▶ [Aim]:
Find each line with the word "content" and copy it.

··········

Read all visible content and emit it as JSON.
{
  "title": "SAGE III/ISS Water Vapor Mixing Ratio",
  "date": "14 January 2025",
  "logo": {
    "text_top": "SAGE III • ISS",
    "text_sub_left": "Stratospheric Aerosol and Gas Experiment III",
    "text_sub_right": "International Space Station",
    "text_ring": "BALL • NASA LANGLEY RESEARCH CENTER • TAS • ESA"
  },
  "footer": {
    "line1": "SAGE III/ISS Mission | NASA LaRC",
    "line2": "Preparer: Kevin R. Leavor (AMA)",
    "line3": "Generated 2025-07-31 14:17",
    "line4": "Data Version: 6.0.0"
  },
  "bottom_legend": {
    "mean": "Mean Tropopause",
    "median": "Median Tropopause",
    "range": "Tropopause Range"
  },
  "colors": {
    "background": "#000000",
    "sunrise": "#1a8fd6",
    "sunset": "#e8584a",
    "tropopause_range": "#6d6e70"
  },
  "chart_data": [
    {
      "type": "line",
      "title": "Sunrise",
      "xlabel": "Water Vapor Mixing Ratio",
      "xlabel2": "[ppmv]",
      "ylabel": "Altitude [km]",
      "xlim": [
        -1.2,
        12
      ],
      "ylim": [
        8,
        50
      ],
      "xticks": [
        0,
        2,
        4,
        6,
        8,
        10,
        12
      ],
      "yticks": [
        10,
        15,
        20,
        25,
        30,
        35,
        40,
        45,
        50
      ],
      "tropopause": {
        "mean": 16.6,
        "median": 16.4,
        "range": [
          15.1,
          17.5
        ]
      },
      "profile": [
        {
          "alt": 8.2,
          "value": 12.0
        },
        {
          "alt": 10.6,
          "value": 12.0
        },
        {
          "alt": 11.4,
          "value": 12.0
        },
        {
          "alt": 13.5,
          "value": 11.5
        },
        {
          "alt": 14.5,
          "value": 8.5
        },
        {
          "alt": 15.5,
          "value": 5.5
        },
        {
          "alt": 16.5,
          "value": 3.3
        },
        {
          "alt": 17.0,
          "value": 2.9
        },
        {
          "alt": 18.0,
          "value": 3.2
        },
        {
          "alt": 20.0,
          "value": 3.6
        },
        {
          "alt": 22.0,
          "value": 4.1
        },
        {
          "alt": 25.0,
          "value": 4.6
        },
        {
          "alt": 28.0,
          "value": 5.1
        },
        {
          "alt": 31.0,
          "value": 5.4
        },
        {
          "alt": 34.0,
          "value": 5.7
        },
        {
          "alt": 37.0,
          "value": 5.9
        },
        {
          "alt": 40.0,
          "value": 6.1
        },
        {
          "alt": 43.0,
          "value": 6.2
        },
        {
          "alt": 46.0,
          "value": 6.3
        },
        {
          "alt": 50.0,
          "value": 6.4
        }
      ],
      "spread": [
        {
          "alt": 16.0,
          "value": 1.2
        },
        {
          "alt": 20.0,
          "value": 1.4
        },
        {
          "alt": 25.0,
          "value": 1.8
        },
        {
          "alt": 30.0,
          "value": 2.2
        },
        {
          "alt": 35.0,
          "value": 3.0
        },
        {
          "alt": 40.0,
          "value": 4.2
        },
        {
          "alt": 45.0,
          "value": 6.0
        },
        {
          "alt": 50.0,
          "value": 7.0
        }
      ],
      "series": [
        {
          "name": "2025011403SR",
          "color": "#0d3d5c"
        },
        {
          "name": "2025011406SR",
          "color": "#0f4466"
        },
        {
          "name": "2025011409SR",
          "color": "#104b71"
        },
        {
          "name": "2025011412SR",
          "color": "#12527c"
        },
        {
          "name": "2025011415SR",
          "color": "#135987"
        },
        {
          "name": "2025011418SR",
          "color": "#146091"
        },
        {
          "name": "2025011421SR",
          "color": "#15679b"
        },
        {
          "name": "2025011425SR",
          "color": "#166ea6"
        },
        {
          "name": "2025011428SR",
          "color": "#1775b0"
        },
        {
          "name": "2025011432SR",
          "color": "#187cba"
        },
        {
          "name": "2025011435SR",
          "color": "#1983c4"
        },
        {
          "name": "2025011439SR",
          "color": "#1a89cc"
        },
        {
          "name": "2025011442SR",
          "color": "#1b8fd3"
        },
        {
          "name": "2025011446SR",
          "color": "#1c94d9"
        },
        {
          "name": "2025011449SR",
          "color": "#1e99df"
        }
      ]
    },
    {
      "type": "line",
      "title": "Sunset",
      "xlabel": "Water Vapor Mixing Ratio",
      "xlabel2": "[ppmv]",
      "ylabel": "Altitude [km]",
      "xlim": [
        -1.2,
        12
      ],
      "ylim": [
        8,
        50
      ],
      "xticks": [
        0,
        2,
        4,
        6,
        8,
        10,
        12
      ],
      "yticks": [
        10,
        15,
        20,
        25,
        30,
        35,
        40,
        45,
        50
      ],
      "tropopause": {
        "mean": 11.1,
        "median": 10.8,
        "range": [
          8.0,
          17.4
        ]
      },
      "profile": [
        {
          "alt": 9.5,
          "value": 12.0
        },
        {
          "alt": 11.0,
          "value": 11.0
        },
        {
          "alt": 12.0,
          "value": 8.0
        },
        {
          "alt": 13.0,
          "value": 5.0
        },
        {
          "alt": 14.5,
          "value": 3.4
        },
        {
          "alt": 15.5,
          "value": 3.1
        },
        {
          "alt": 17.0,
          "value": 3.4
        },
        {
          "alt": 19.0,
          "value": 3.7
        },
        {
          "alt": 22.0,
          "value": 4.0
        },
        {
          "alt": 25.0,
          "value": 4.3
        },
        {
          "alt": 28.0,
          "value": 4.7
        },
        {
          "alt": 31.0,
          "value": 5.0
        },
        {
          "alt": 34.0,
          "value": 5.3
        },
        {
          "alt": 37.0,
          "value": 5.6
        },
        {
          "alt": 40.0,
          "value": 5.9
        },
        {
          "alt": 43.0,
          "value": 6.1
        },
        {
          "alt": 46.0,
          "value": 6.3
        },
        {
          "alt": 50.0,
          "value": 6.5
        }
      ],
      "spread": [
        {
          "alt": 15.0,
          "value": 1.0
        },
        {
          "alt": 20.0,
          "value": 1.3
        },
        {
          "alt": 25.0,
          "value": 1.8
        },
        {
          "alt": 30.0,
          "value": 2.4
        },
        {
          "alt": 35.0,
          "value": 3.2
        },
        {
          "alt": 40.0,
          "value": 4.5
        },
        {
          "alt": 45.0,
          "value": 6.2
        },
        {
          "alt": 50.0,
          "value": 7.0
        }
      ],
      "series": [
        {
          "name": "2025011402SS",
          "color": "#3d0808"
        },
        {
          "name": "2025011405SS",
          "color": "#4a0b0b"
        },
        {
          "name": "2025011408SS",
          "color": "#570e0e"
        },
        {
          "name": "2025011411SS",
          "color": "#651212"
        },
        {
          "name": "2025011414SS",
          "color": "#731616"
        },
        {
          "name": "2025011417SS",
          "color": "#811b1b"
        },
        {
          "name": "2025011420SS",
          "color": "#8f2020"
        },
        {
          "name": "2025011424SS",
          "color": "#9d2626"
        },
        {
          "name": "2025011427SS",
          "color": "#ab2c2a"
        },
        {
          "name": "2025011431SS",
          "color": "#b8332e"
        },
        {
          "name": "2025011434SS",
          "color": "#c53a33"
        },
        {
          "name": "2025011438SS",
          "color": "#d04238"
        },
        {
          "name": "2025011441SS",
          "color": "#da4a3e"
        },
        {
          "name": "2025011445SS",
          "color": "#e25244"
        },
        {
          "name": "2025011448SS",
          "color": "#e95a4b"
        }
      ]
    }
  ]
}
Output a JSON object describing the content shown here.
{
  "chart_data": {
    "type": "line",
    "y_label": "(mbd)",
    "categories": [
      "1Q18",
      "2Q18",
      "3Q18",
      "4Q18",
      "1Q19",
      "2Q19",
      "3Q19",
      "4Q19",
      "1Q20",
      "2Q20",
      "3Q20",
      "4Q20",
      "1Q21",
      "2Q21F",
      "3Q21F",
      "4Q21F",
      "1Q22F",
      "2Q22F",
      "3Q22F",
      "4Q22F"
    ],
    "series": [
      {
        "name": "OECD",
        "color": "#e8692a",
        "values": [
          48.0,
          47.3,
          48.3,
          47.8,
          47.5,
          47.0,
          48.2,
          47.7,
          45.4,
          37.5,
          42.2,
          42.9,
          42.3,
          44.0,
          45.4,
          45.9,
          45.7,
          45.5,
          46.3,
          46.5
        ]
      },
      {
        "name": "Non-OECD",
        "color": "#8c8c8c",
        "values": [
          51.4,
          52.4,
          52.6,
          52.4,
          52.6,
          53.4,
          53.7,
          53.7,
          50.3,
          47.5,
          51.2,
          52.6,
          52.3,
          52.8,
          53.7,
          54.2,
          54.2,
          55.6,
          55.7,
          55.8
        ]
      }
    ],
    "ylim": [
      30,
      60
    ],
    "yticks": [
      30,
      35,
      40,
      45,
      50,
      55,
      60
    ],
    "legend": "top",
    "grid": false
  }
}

··········

▶ [Written answer]:
Read all visible content and emit it as JSON.
Output a JSON object describing the content shown here.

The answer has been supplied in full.